» **YOUR GOAL**
Restate each entry word for word, leaving nothing out.

• • • • • • •

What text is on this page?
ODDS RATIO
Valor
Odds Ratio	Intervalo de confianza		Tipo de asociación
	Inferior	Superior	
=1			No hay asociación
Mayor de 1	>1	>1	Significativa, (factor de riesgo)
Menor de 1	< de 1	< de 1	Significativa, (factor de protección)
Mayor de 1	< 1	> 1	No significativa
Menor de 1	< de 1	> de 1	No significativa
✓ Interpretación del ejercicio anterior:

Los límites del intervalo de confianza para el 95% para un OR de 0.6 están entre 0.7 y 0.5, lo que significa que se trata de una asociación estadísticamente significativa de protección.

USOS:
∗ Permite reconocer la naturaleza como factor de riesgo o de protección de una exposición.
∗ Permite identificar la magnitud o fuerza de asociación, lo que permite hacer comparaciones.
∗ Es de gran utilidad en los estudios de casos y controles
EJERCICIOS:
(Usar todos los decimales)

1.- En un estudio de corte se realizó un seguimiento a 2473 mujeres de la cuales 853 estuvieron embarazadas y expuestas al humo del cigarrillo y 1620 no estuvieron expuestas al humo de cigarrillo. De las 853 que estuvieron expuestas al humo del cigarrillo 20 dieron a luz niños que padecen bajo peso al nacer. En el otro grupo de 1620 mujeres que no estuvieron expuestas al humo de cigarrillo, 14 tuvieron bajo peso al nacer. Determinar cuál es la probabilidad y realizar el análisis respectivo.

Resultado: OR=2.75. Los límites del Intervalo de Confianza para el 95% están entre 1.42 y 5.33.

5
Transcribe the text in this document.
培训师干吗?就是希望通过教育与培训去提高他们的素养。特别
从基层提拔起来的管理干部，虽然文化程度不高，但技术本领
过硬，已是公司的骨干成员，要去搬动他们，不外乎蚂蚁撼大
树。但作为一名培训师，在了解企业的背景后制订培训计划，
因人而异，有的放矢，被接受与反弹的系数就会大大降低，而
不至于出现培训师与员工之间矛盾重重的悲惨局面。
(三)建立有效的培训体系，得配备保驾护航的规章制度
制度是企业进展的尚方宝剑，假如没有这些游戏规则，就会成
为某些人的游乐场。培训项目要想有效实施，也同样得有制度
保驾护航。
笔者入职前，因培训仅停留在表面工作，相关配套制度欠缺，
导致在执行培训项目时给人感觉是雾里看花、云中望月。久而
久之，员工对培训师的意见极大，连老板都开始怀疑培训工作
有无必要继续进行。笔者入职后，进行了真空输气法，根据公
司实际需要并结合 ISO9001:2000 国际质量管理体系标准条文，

• • • • • • •

» **THE RESULT**
What text is on this page?
ODDS RATIO
Valor
Odds Ratio	Intervalo de confianza		Tipo de asociación
	Inferior	Superior	
=1			No hay asociación
Mayor de 1	>1	>1	Significativa, (factor de riesgo)
Menor de 1	< de 1	< de 1	Significativa, (factor de protección)
Mayor de 1	< 1	> 1	No significativa
Menor de 1	< de 1	> de 1	No significativa
✓ Interpretación del ejercicio anterior:

Los límites del intervalo de confianza para el 95% para un OR de 0.6 están entre 0.7 y 0.5, lo que significa que se trata de una asociación estadísticamente significativa de protección.

USOS:
∗ Permite reconocer la naturaleza como factor de riesgo o de protección de una exposición.
∗ Permite identificar la magnitud o fuerza de asociación, lo que permite hacer comparaciones.
∗ Es de gran utilidad en los estudios de casos y controles
EJERCICIOS:
(Usar todos los decimales)

1.- En un estudio de corte se realizó un seguimiento a 2473 mujeres de la cuales 853 estuvieron embarazadas y expuestas al humo del cigarrillo y 1620 no estuvieron expuestas al humo de cigarrillo. De las 853 que estuvieron expuestas al humo del cigarrillo 20 dieron a luz niños que padecen bajo peso al nacer. En el otro grupo de 1620 mujeres que no estuvieron expuestas al humo de cigarrillo, 14 tuvieron bajo peso al nacer. Determinar cuál es la probabilidad y realizar el análisis respectivo.

Resultado: OR=2.75. Los límites del Intervalo de Confianza para el 95% están entre 1.42 y 5.33.

5
Transcribe the text in this document.
培训师干吗?就是希望通过教育与培训去提高他们的素养。特别
从基层提拔起来的管理干部，虽然文化程度不高，但技术本领
过硬，已是公司的骨干成员，要去搬动他们，不外乎蚂蚁撼大
树。但作为一名培训师，在了解企业的背景后制订培训计划，
因人而异，有的放矢，被接受与反弹的系数就会大大降低，而
不至于出现培训师与员工之间矛盾重重的悲惨局面。
(三)建立有效的培训体系，得配备保驾护航的规章制度
制度是企业进展的尚方宝剑，假如没有这些游戏规则，就会成
为某些人的游乐场。培训项目要想有效实施，也同样得有制度
保驾护航。
笔者入职前，因培训仅停留在表面工作，相关配套制度欠缺，
导致在执行培训项目时给人感觉是雾里看花、云中望月。久而
久之，员工对培训师的意见极大，连老板都开始怀疑培训工作
有无必要继续进行。笔者入职后，进行了真空输气法，根据公
司实际需要并结合 ISO9001:2000 国际质量管理体系标准条文，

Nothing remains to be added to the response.